| WRITTEN TASK |
Of the lines below, how many hold the string "level"? Give only the number.
--- START TASK INPUTS ---
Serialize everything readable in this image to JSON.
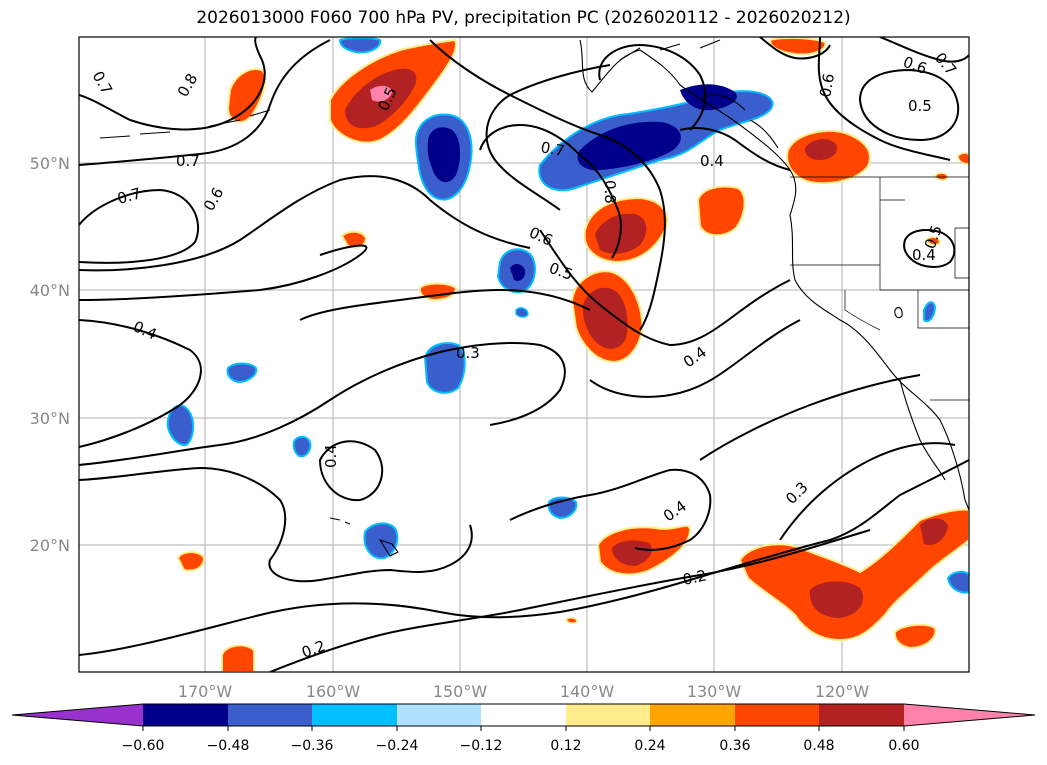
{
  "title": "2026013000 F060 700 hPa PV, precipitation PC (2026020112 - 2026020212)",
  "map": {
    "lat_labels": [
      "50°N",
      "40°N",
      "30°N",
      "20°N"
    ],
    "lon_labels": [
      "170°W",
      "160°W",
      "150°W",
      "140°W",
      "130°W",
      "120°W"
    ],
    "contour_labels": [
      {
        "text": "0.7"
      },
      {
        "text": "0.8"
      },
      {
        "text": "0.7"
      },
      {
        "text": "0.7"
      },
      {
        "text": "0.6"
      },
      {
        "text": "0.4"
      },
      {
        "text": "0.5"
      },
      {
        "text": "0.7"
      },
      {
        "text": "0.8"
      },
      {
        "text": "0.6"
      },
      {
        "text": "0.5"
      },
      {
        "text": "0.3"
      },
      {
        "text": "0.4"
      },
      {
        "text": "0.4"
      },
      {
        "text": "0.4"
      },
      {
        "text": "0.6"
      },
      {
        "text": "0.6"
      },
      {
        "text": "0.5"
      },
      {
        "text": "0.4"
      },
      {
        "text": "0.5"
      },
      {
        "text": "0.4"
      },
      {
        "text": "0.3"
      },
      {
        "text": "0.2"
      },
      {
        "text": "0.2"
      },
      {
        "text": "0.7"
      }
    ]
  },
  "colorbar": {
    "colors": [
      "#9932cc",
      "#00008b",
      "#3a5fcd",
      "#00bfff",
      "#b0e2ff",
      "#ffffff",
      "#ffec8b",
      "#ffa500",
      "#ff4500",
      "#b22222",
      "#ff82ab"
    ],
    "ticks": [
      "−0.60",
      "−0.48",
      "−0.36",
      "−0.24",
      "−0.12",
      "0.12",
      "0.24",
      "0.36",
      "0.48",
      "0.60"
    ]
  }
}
--- END TASK INPUTS ---
--- START TASK INPUTS ---
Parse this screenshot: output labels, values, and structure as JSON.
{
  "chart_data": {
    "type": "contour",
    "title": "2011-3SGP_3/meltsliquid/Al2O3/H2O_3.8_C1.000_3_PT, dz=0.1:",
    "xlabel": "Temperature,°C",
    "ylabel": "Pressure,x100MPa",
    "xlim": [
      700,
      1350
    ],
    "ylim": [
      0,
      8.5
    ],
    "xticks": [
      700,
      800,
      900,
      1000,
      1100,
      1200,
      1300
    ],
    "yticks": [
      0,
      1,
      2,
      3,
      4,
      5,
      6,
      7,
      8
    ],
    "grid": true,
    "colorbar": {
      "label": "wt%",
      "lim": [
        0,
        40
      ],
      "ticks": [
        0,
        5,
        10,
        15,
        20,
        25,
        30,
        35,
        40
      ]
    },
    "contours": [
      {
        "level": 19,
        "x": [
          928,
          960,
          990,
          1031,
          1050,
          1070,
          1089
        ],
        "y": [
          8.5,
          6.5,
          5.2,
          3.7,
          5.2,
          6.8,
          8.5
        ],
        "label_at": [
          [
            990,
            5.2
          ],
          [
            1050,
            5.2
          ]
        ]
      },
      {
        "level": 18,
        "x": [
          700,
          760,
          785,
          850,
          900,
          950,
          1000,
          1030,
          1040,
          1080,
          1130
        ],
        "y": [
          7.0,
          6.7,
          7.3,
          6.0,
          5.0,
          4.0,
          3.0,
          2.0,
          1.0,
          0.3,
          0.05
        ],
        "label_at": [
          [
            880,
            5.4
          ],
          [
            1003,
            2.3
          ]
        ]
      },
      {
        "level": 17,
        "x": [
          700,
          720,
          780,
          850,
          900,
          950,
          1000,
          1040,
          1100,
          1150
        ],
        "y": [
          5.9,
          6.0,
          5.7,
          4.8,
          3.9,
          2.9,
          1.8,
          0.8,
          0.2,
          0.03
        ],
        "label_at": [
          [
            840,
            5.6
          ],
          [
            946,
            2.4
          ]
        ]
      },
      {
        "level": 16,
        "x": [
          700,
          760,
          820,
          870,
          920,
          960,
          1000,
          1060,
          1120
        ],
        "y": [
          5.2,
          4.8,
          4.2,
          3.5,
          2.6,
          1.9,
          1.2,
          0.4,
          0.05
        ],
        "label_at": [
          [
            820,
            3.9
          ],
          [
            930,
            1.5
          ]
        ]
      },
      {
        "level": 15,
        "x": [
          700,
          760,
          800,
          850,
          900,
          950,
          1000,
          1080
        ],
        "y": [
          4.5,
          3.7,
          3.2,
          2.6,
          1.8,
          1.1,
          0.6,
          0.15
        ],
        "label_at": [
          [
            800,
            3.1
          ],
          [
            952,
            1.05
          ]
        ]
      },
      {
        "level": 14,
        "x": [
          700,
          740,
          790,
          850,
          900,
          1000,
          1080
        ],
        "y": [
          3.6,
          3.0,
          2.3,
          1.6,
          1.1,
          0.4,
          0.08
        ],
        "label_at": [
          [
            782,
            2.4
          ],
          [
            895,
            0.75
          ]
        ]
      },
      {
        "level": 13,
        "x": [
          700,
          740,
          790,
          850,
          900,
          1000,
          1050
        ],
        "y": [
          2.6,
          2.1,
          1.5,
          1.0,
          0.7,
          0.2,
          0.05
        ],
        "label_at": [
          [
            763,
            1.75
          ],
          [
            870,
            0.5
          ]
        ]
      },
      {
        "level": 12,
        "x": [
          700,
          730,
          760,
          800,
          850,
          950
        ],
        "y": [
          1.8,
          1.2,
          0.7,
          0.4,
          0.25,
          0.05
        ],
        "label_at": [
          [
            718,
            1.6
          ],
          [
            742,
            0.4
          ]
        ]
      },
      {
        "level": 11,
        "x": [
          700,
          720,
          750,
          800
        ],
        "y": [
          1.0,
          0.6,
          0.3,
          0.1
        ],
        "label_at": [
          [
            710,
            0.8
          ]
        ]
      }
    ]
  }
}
--- END TASK INPUTS ---
| SOLUTION TO THE EXERCISE |
9